### Prompt
Hunt for the word "신청서를" across the entries below, copying each line that holds it.
════
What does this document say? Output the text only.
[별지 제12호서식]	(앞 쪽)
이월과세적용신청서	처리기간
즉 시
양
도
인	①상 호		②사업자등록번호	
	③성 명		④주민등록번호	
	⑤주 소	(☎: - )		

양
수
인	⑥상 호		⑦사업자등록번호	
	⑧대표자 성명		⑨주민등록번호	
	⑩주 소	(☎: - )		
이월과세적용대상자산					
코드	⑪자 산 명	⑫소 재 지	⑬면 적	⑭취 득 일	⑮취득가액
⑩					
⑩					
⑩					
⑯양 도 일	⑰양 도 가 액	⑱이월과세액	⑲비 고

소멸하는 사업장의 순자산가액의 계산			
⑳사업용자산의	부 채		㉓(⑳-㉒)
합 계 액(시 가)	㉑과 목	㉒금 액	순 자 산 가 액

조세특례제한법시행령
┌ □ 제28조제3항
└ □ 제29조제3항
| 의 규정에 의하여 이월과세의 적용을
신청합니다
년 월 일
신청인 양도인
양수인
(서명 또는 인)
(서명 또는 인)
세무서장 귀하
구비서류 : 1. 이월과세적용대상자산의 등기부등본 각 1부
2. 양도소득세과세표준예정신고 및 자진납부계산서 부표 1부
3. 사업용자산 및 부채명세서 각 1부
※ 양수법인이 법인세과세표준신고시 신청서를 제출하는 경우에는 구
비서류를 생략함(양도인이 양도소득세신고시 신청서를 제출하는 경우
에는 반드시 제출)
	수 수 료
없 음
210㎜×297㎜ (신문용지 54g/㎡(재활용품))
════
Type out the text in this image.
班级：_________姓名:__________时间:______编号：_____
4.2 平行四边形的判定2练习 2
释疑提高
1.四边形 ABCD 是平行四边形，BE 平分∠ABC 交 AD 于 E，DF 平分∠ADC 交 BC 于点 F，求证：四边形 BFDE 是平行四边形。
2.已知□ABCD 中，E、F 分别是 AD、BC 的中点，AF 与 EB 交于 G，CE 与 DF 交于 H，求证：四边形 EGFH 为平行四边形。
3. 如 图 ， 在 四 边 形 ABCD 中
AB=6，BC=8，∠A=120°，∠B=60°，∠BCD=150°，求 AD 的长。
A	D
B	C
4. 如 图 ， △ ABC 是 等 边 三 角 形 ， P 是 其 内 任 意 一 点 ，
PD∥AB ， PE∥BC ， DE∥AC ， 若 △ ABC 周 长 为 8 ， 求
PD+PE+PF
════
### Exercise result
※ 양수법인이 법인세과세표준신고시 신청서를 제출하는 경우에는 구
비서류를 생략함(양도인이 양도소득세신고시 신청서를 제출하는 경우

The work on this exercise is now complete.